** Start of TEXT SECTION **

Can't remember that off-hand but could well be wrong. Could this be a reference to the appalling quality of many of the roads even before the late autumn floods? He does comment on how impractical the 1941 campaign was due to the massively over-stretched logistics. Which wasn't primarily anything to do with the number of trucks the German forces had. More simply with the sheer distances involved over which a vehicle can carry loads before the total load is needed for the pettrol to get it to that point. There was a reason why the German battle plans relied on defeating the Red Army west of the Dnieper and Dvina. Additional oil won't make a great difference to that.
Wages of Destruction, Pages 412, by Adam Tooze:
In late May 1941, General Adolf von Schell, the man responsible for the motor vehicle industry, seriously suggested that in light of the chronic shortage of oil it would be advisable to carry out a partial 'demotorization' of the Wehrmacht.68 It is commonly remarked that the Luftwaffe suffered later in the war because of the inadequate training of its pilots, due in large part to the shortage of air fuel.69 But in 1941 the petrol shortage was already so severe that the Wehrmacht was licensing its soldiers to drive heavy trucks with less than 15 kilometres of on-road experience, a measure which was blamed for the appalling attrition of motor vehicles during the Russian campaign.70 Shortages made themselves felt across the German economy. So tight were fuel rations that in November 1941 Opel was forced to shut down production at its Brandenburg plant, Germany's largest truck factory, because it lacked the petrol necessary to check the fuel pumps of vehicles coming off the assembly line. A special allocation of 104 cubic metres of fuel had to be arranged by the Wehrmacht's economic office so as to ensure that there were no further interruptions.71
Also you seem to be assuming that Germany having more fuel automatically means they have more trucks. Not the case. Those additional vehicles have to be constructed - which means money, trained manpower and industrial capacity and raw materials. Germany was operating at the limit for much of the 1930's in terms of its breakneck expansion so if its going to double the number of military trucks what will it give up? Furthermore a lot more trucks means a lot more people to operate and support them. Possibly not a great deal in terms of drivers once trained given how many men Germany conscripted but the mechanics and other maintenance staff will need pretty well trained men that somewhere else won't have.

** End of TEXT SECTION **

→ TASK
According to the post, why did Opel have to stop production at its Brandenburg plant in November 1941?

** Start of RECORDED DATA **

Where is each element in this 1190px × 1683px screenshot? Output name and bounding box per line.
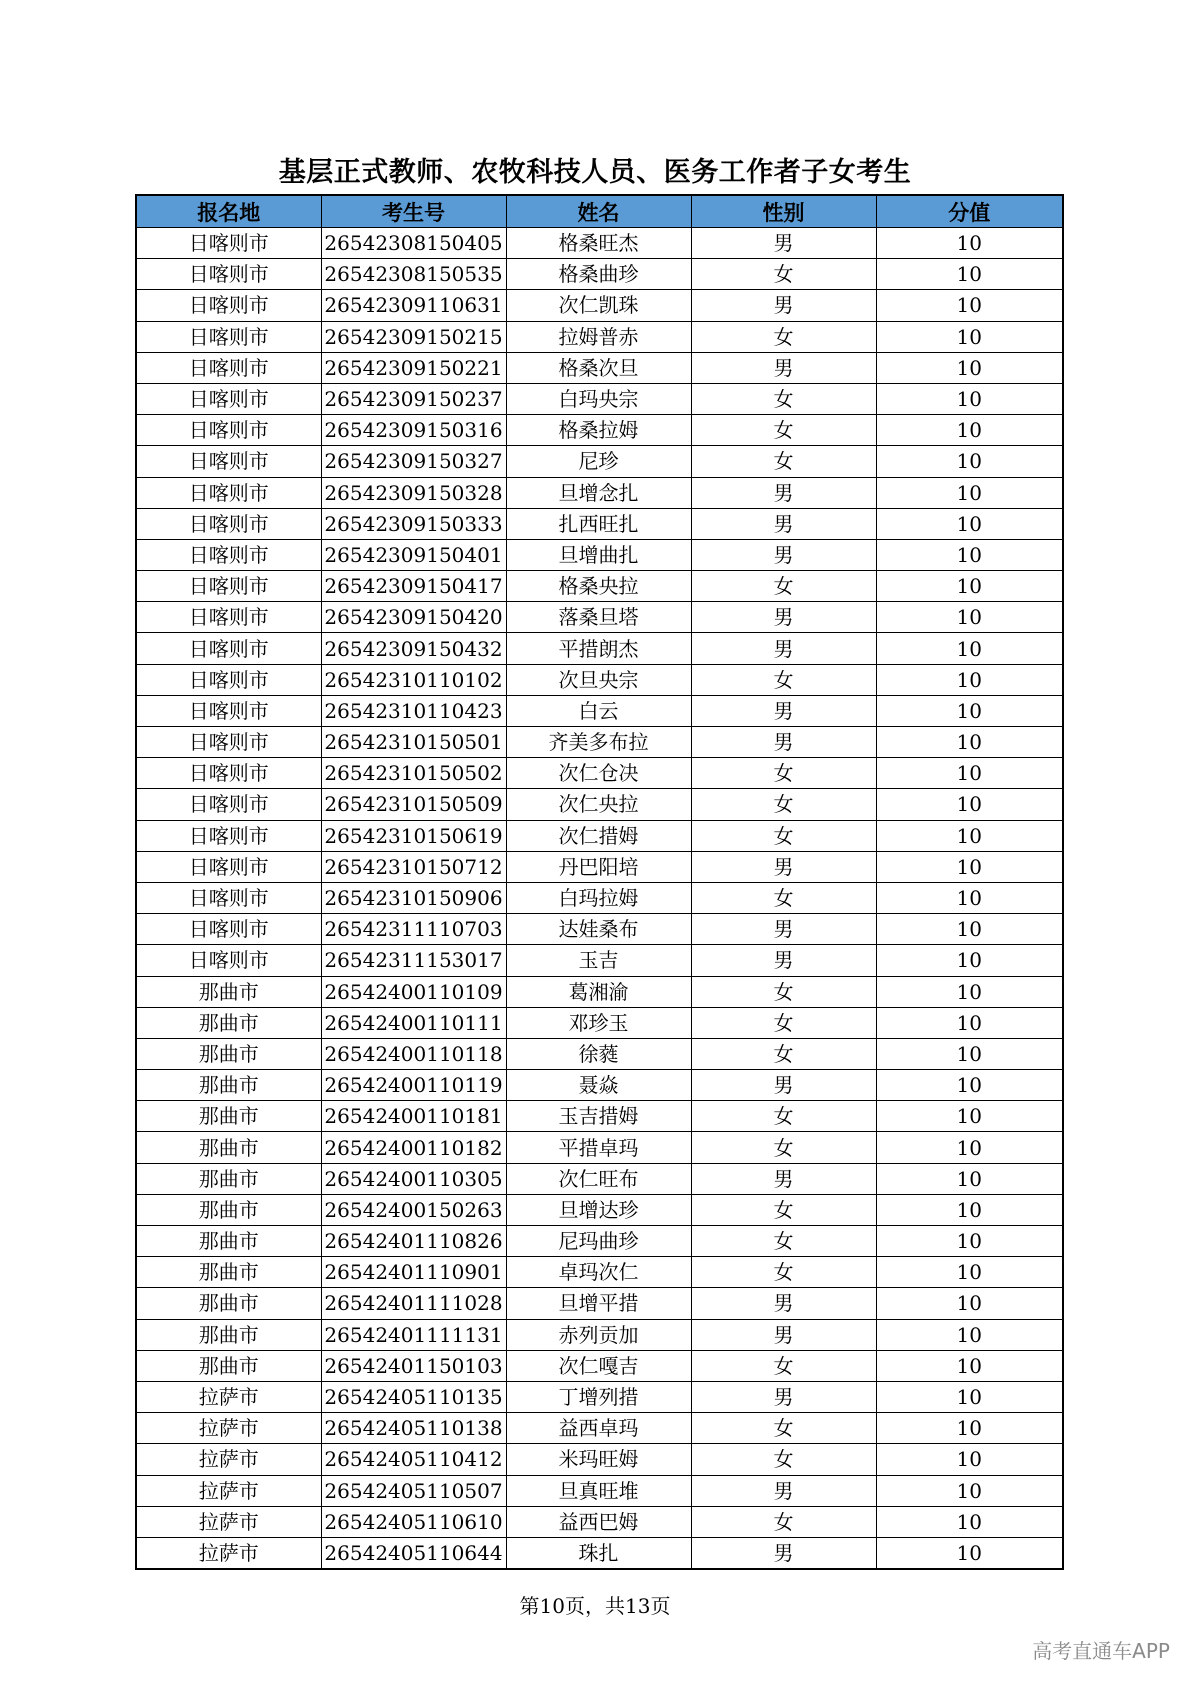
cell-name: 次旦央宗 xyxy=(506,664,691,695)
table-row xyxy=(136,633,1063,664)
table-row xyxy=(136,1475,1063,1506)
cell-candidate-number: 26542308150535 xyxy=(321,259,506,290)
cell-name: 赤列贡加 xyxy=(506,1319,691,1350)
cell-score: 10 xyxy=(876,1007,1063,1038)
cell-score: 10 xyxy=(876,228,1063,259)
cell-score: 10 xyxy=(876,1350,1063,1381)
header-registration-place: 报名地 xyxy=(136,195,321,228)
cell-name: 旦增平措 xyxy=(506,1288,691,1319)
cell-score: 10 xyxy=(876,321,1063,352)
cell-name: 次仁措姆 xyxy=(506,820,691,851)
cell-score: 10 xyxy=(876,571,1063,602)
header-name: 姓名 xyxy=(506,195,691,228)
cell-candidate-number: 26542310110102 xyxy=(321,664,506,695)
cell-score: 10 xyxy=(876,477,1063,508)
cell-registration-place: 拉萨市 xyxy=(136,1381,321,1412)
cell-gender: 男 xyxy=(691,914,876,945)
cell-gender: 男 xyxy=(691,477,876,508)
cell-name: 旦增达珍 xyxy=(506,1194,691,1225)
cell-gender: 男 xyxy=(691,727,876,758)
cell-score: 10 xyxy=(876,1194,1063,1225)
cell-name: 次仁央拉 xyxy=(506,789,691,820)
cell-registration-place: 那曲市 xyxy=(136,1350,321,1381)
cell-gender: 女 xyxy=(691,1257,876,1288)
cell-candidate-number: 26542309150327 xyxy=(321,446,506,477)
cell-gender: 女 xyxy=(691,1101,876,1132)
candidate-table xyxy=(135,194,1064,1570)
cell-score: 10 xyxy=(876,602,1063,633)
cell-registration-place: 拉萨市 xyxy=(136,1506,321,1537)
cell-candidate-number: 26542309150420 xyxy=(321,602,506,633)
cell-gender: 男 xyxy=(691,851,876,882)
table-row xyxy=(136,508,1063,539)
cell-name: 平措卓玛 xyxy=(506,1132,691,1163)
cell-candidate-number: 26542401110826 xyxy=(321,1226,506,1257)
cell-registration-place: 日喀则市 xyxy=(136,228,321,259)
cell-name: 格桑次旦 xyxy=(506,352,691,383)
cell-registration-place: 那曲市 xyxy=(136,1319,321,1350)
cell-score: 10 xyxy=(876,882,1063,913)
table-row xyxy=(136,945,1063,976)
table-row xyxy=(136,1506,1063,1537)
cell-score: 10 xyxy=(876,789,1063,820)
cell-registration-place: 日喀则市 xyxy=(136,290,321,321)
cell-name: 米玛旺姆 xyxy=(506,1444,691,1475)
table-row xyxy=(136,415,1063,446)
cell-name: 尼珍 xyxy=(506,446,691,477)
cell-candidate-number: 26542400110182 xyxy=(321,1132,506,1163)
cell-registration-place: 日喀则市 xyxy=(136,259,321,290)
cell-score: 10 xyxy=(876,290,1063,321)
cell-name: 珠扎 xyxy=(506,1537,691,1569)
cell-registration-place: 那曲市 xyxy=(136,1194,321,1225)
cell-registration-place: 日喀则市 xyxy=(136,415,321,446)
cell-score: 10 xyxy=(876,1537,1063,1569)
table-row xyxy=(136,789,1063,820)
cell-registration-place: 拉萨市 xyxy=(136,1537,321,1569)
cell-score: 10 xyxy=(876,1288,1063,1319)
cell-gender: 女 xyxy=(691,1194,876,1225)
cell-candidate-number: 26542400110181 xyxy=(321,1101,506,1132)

** End of RECORDED DATA **

→ EXERCISE OUTPUT
Fuel rations were so tight that the plant lacked the petrol needed to check the fuel pumps of vehicles coming off the assembly line.